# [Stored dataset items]
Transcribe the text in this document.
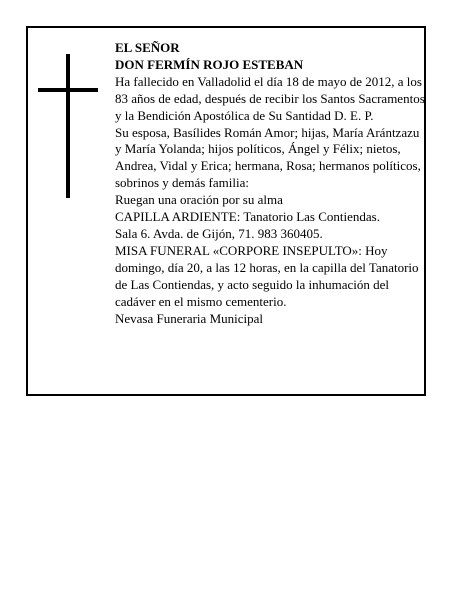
EL SEÑOR

DON FERMÍN ROJO ESTEBAN

Ha fallecido en Valladolid el día 18 de mayo de 2012, a los 83 años de edad, después de recibir los Santos Sacramentos y la Bendición Apostólica de Su Santidad D. E. P.

Su esposa, Basílides Román Amor; hijas, María Arántzazu y María Yolanda; hijos políticos, Ángel y Félix; nietos, Andrea, Vidal y Erica; hermana, Rosa; hermanos políticos, sobrinos y demás familia:

Ruegan una oración por su alma

CAPILLA ARDIENTE: Tanatorio Las Contiendas.

Sala 6. Avda. de Gijón, 71. 983 360405.

MISA FUNERAL «CORPORE INSEPULTO»: Hoy domingo, día 20, a las 12 horas, en la capilla del Tanatorio de Las Contiendas, y acto seguido la inhumación del cadáver en el mismo cementerio.

Nevasa Funeraria Municipal
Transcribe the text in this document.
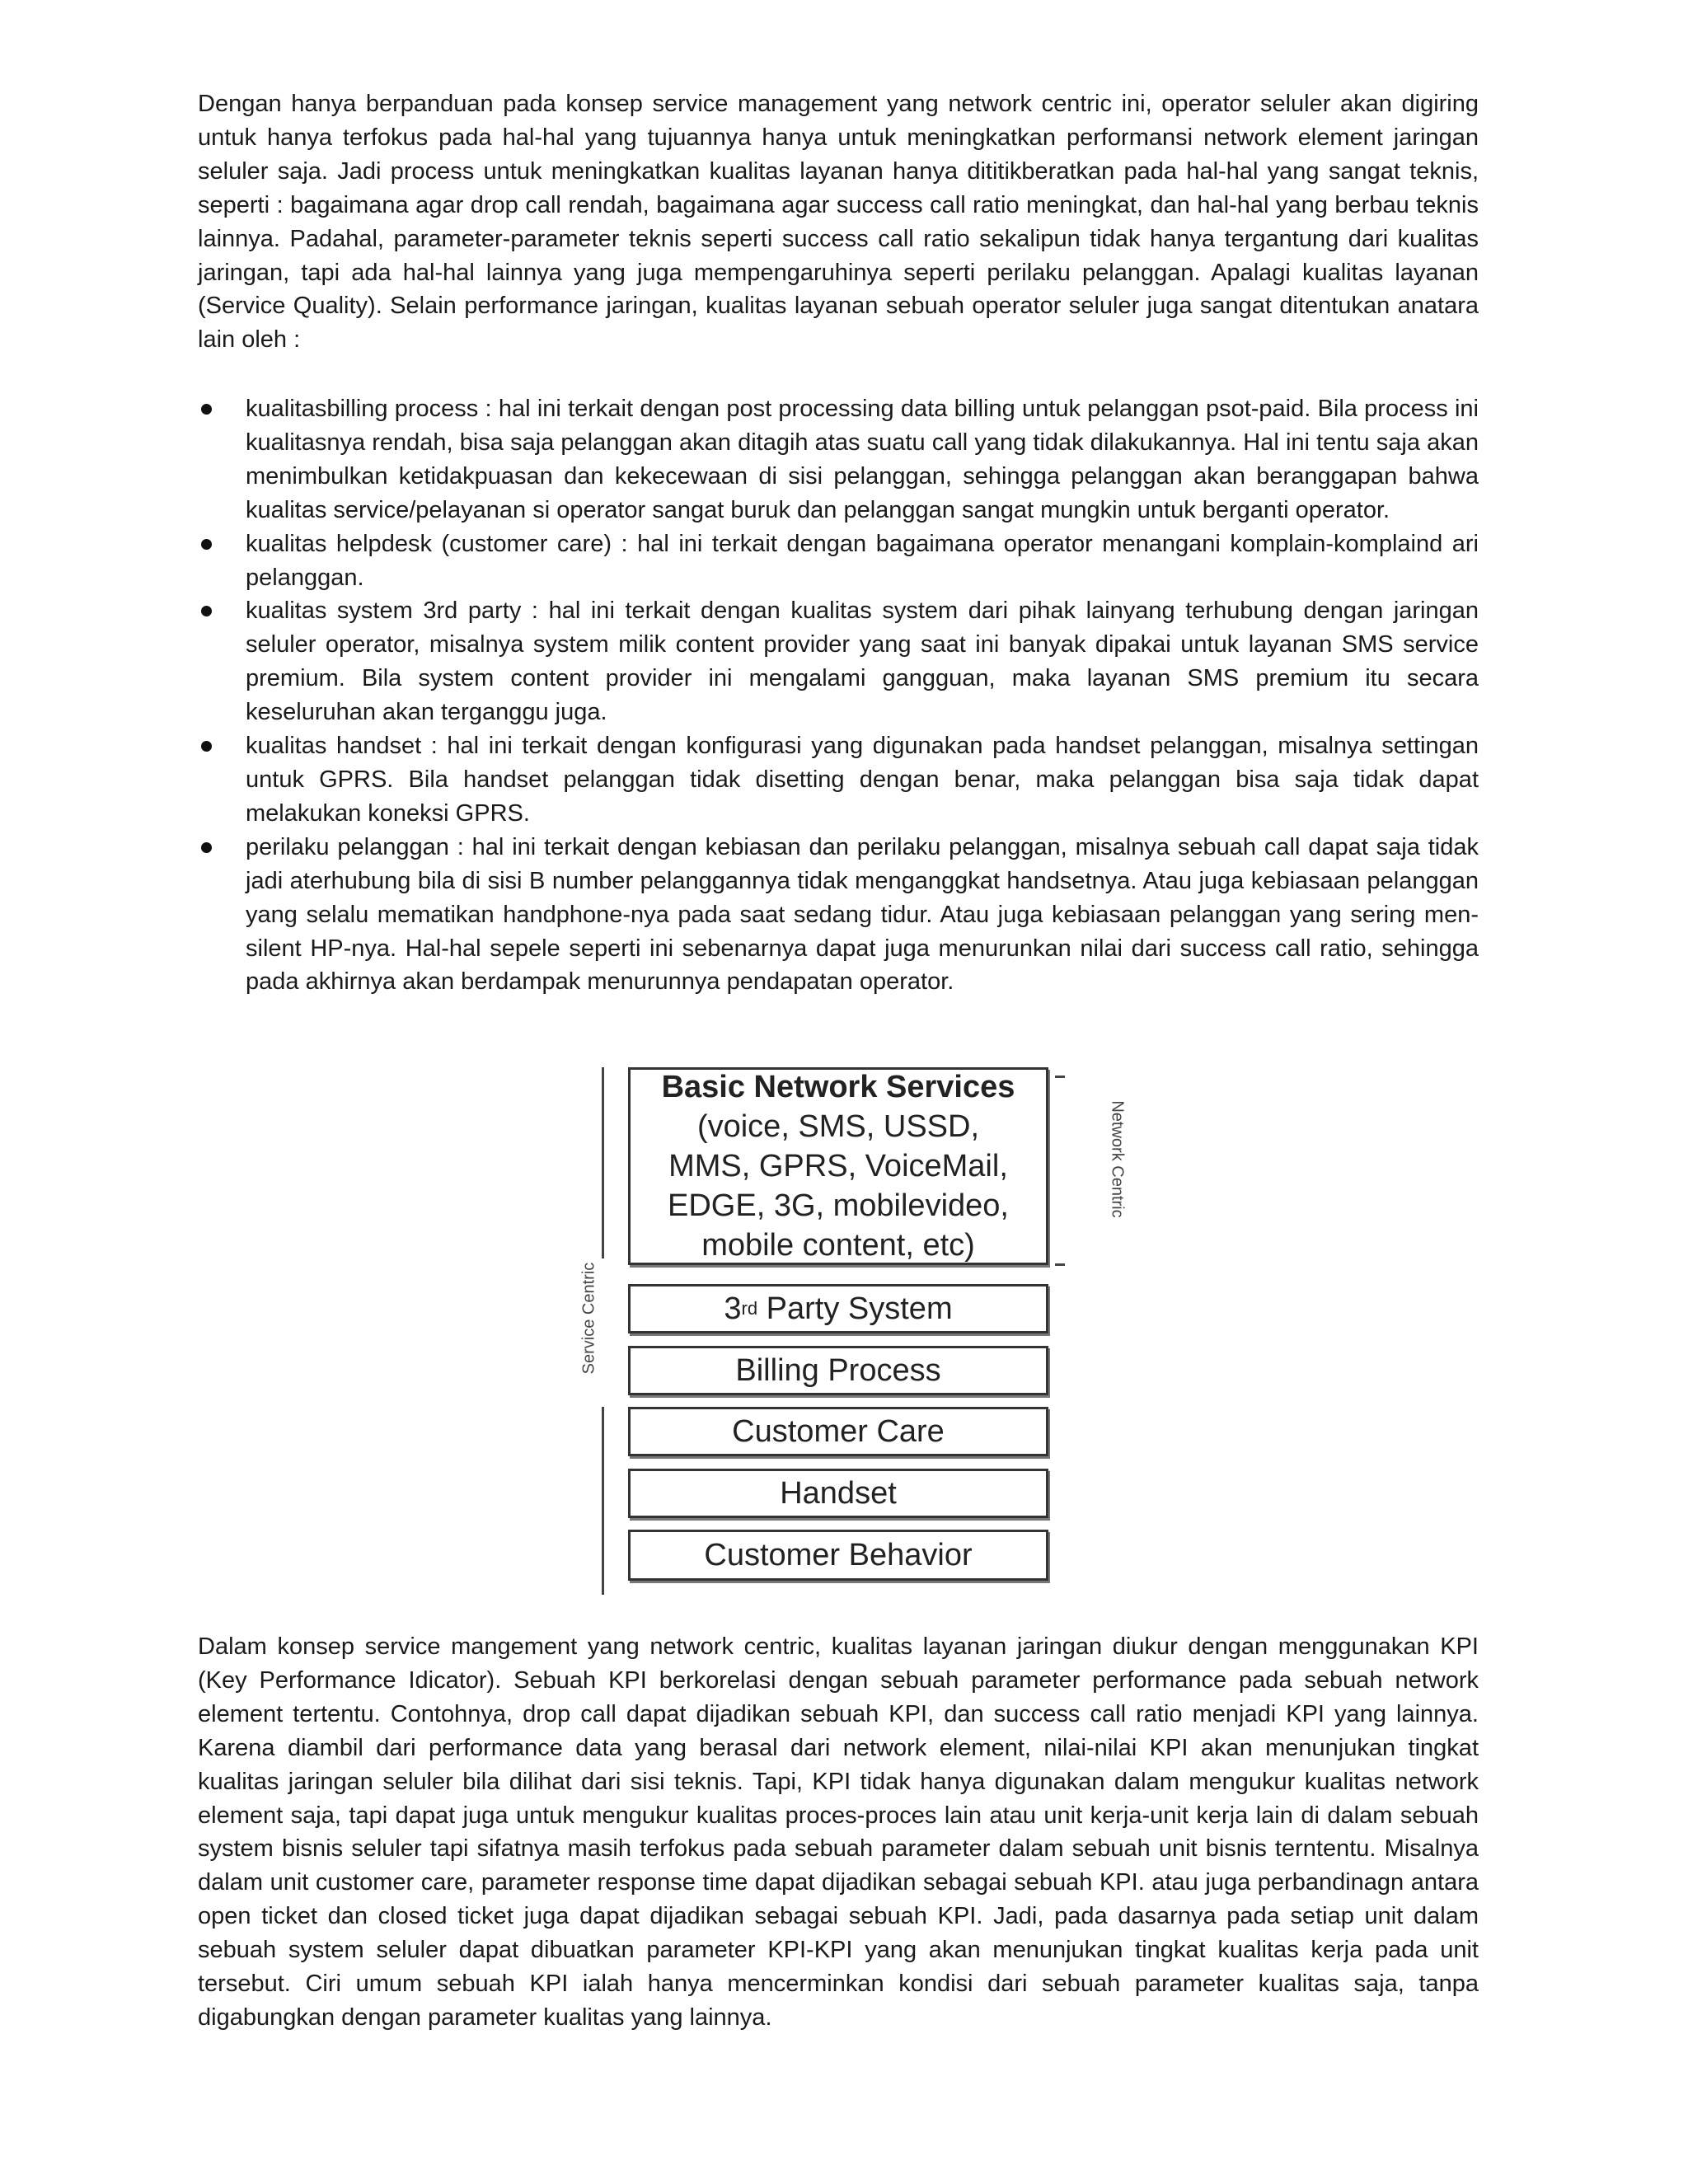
Dengan hanya berpanduan pada konsep service management yang network centric ini, operator seluler akan digiring untuk hanya terfokus pada hal-hal yang tujuannya hanya untuk meningkatkan performansi network element jaringan seluler saja. Jadi process untuk meningkatkan kualitas layanan hanya dititikberatkan pada hal-hal yang sangat teknis, seperti : bagaimana agar drop call rendah, bagaimana agar success call ratio meningkat, dan hal-hal yang berbau teknis lainnya. Padahal, parameter-parameter teknis seperti success call ratio sekalipun tidak hanya tergantung dari kualitas jaringan, tapi ada hal-hal lainnya yang juga mempengaruhinya seperti perilaku pelanggan. Apalagi kualitas layanan (Service Quality). Selain performance jaringan, kualitas layanan sebuah operator seluler juga sangat ditentukan anatara lain oleh :

kualitasbilling process : hal ini terkait dengan post processing data billing untuk pelanggan psot-paid. Bila process ini kualitasnya rendah, bisa saja pelanggan akan ditagih atas suatu call yang tidak dilakukannya. Hal ini tentu saja akan menimbulkan ketidakpuasan dan kekecewaan di sisi pelanggan, sehingga pelanggan akan beranggapan bahwa kualitas service/pelayanan si operator sangat buruk dan pelanggan sangat mungkin untuk berganti operator.
kualitas helpdesk (customer care) : hal ini terkait dengan bagaimana operator menangani komplain-komplaind ari pelanggan.
kualitas system 3rd party : hal ini terkait dengan kualitas system dari pihak lainyang terhubung dengan jaringan seluler operator, misalnya system milik content provider yang saat ini banyak dipakai untuk layanan SMS service premium. Bila system content provider ini mengalami gangguan, maka layanan SMS premium itu secara keseluruhan akan terganggu juga.
kualitas handset : hal ini terkait dengan konfigurasi yang digunakan pada handset pelanggan, misalnya settingan untuk GPRS. Bila handset pelanggan tidak disetting dengan benar, maka pelanggan bisa saja tidak dapat melakukan koneksi GPRS.
perilaku pelanggan : hal ini terkait dengan kebiasan dan perilaku pelanggan, misalnya sebuah call dapat saja tidak jadi aterhubung bila di sisi B number pelanggannya tidak menganggkat handsetnya. Atau juga kebiasaan pelanggan yang selalu mematikan handphone-nya pada saat sedang tidur. Atau juga kebiasaan pelanggan yang sering men-silent HP-nya. Hal-hal sepele seperti ini sebenarnya dapat juga menurunkan nilai dari success call ratio, sehingga pada akhirnya akan berdampak menurunnya pendapatan operator.
Service Centric
Network Centric
Basic Network Services
(voice, SMS, USSD,
MMS, GPRS, VoiceMail,
EDGE, 3G, mobilevideo,
mobile content, etc)
3 rd Party System
Billing Process
Customer Care
Handset
Customer Behavior

Dalam konsep service mangement yang network centric, kualitas layanan jaringan diukur dengan menggunakan KPI (Key Performance Idicator). Sebuah KPI berkorelasi dengan sebuah parameter performance pada sebuah network element tertentu. Contohnya, drop call dapat dijadikan sebuah KPI, dan success call ratio menjadi KPI yang lainnya. Karena diambil dari performance data yang berasal dari network element, nilai-nilai KPI akan menunjukan tingkat kualitas jaringan seluler bila dilihat dari sisi teknis. Tapi, KPI tidak hanya digunakan dalam mengukur kualitas network element saja, tapi dapat juga untuk mengukur kualitas proces-proces lain atau unit kerja-unit kerja lain di dalam sebuah system bisnis seluler tapi sifatnya masih terfokus pada sebuah parameter dalam sebuah unit bisnis terntentu. Misalnya dalam unit customer care, parameter response time dapat dijadikan sebagai sebuah KPI. atau juga perbandinagn antara open ticket dan closed ticket juga dapat dijadikan sebagai sebuah KPI. Jadi, pada dasarnya pada setiap unit dalam sebuah system seluler dapat dibuatkan parameter KPI-KPI yang akan menunjukan tingkat kualitas kerja pada unit tersebut. Ciri umum sebuah KPI ialah hanya mencerminkan kondisi dari sebuah parameter kualitas saja, tanpa digabungkan dengan parameter kualitas yang lainnya.
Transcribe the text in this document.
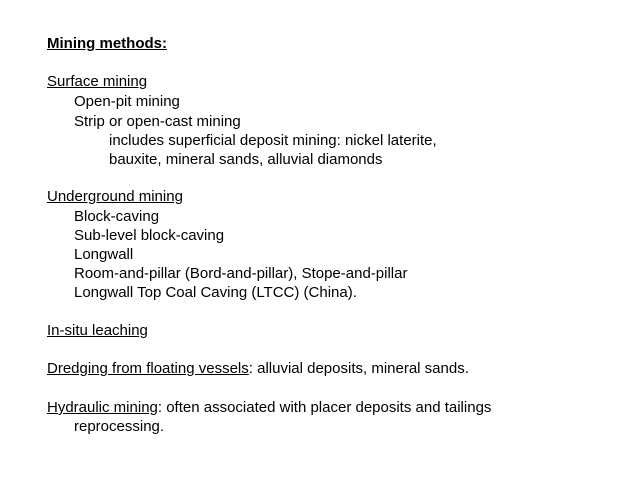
Mining methods:
Surface mining
Open-pit mining
Strip or open-cast mining
includes superficial deposit mining: nickel laterite,
bauxite, mineral sands, alluvial diamonds
Underground mining
Block-caving
Sub-level block-caving
Longwall
Room-and-pillar (Bord-and-pillar), Stope-and-pillar
Longwall Top Coal Caving (LTCC) (China).
In-situ leaching
Dredging from floating vessels: alluvial deposits, mineral sands.
Hydraulic mining: often associated with placer deposits and tailings
reprocessing.
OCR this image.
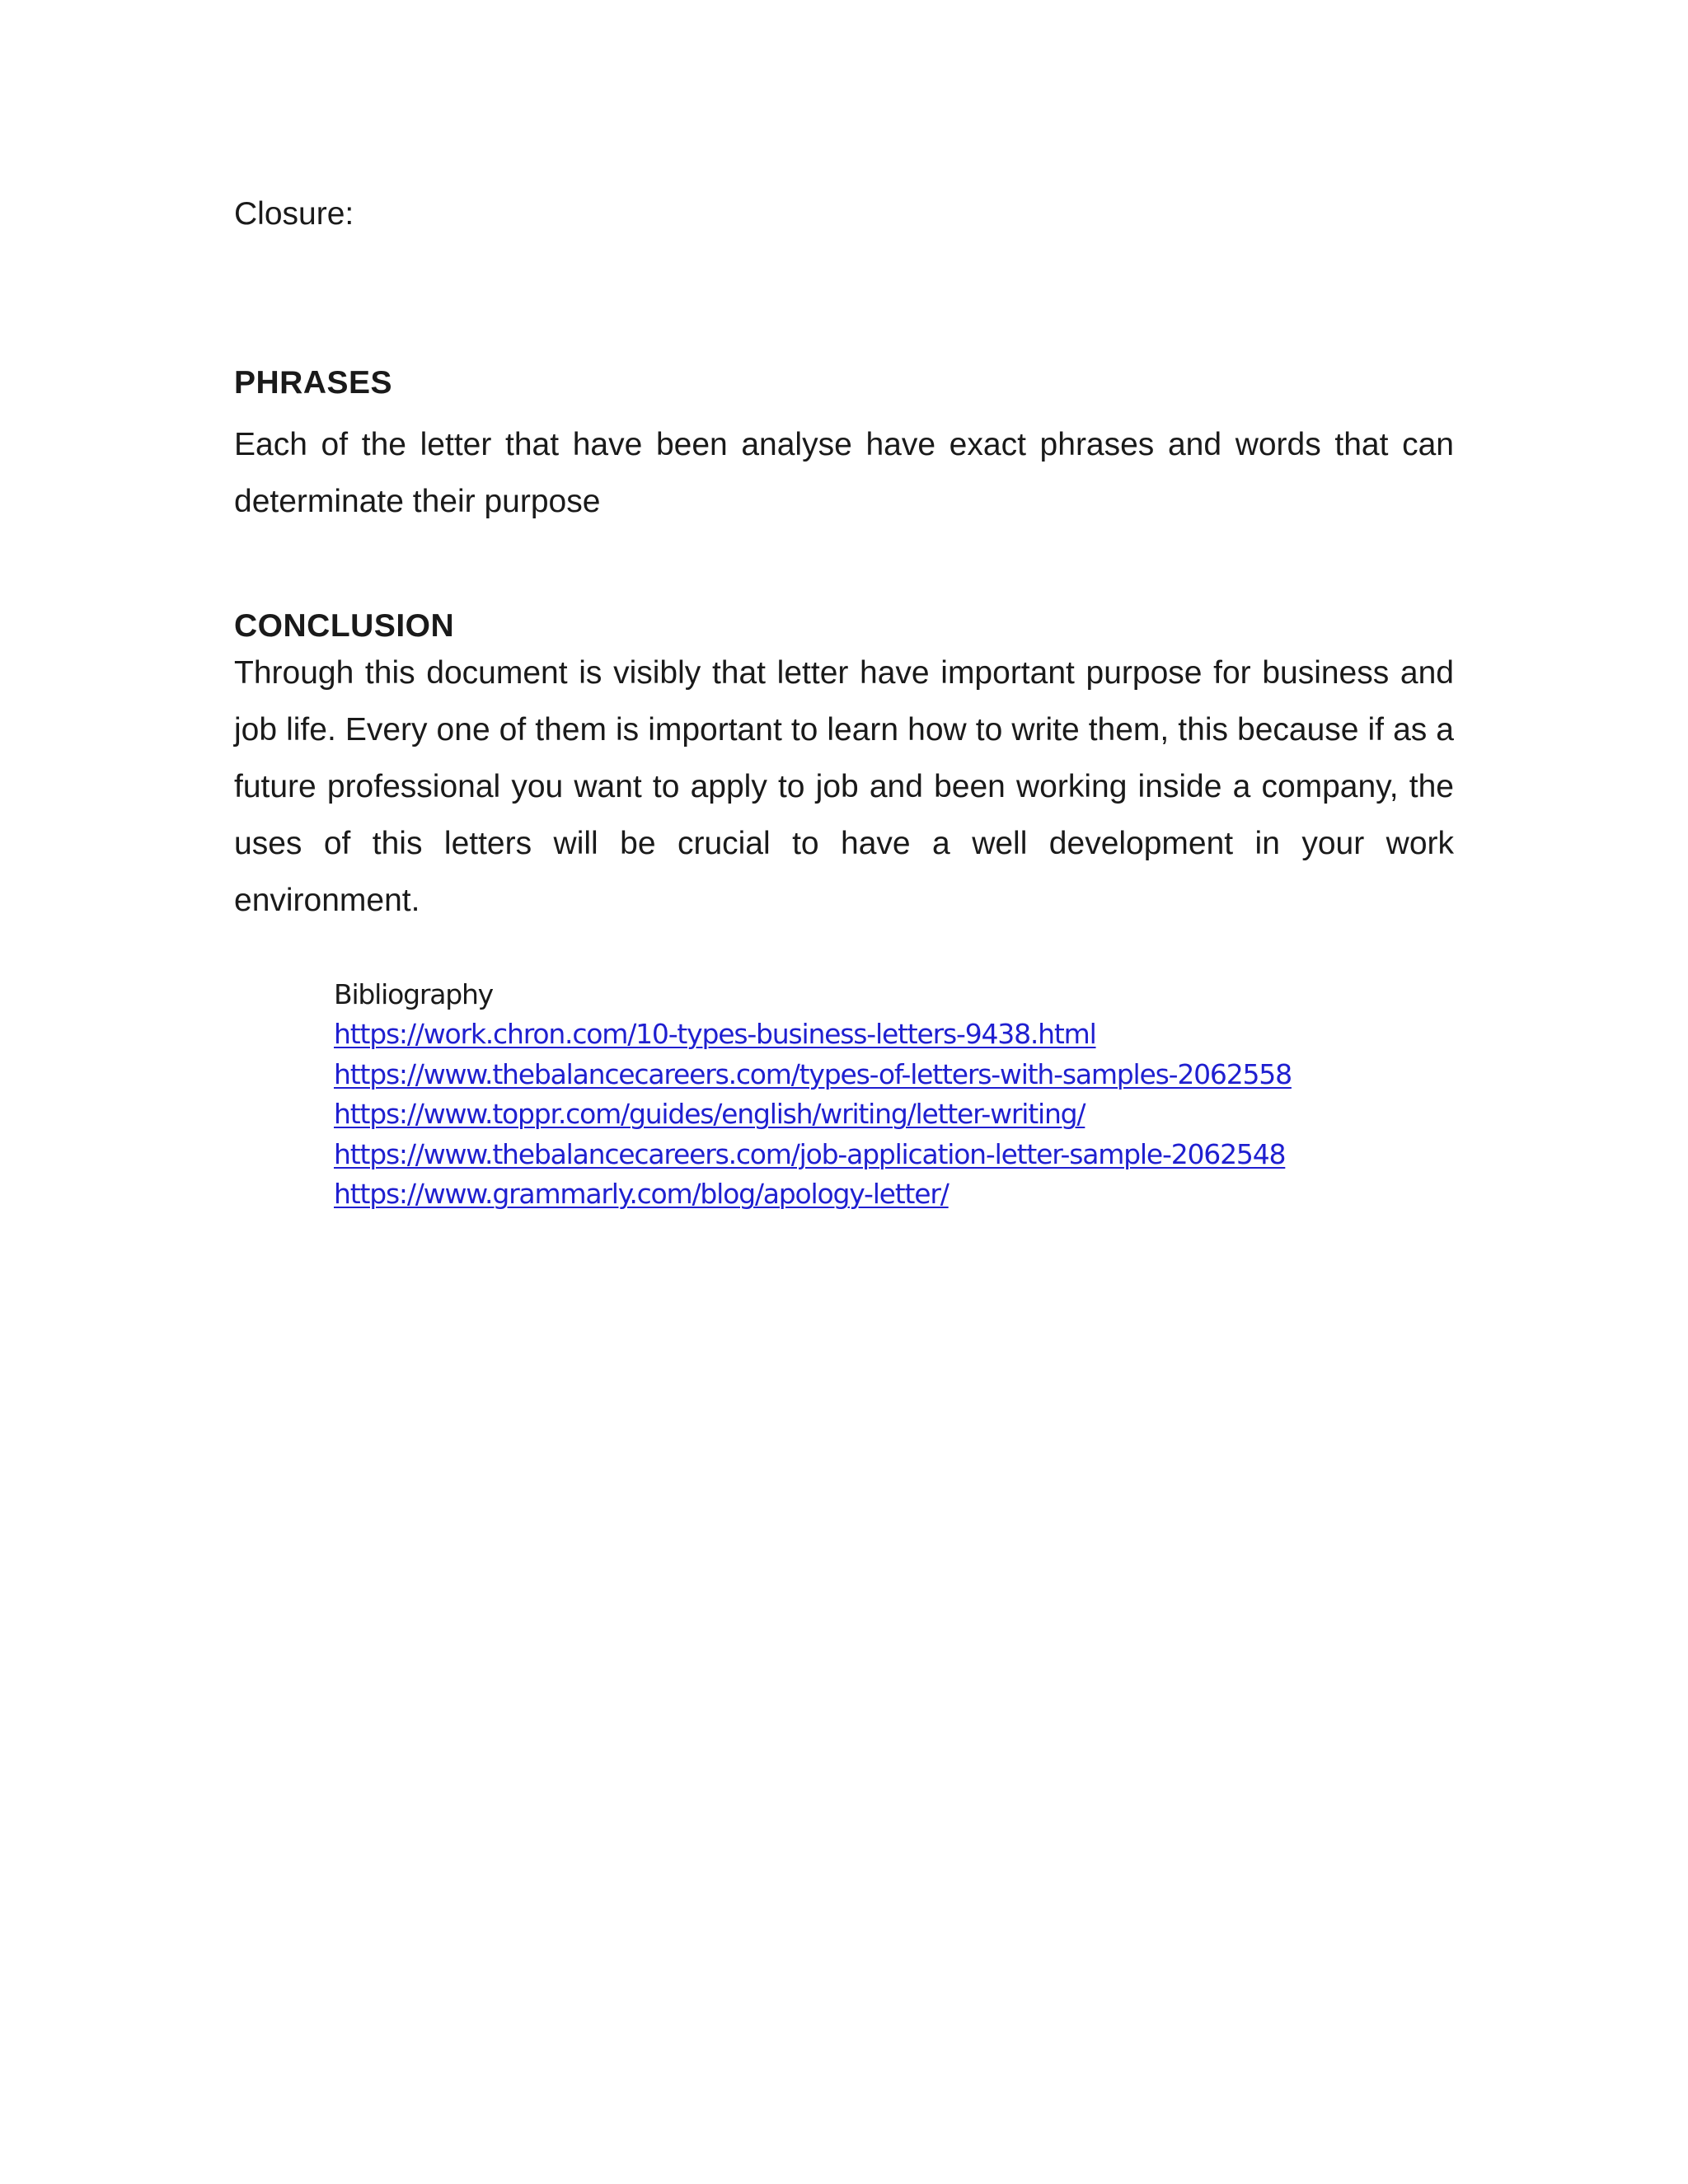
Closure:
PHRASES
Each of the letter that have been analyse have exact phrases and words that can determinate their purpose
CONCLUSION
Through this document is visibly that letter have important purpose for business and job life. Every one of them is important to learn how to write them, this because if as a future professional you want to apply to job and been working inside a company, the uses of this letters will be crucial to have a well development in your work environment.
Bibliography
https://work.chron.com/10-types-business-letters-9438.html
https://www.thebalancecareers.com/types-of-letters-with-samples-2062558
https://www.toppr.com/guides/english/writing/letter-writing/
https://www.thebalancecareers.com/job-application-letter-sample-2062548
https://www.grammarly.com/blog/apology-letter/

# [Short task]
Copy out every line holding the string "alluvial".

# [Exercise output]
bauxite, mineral sands, alluvial diamonds
Dredging from floating vessels: alluvial deposits, mineral sands.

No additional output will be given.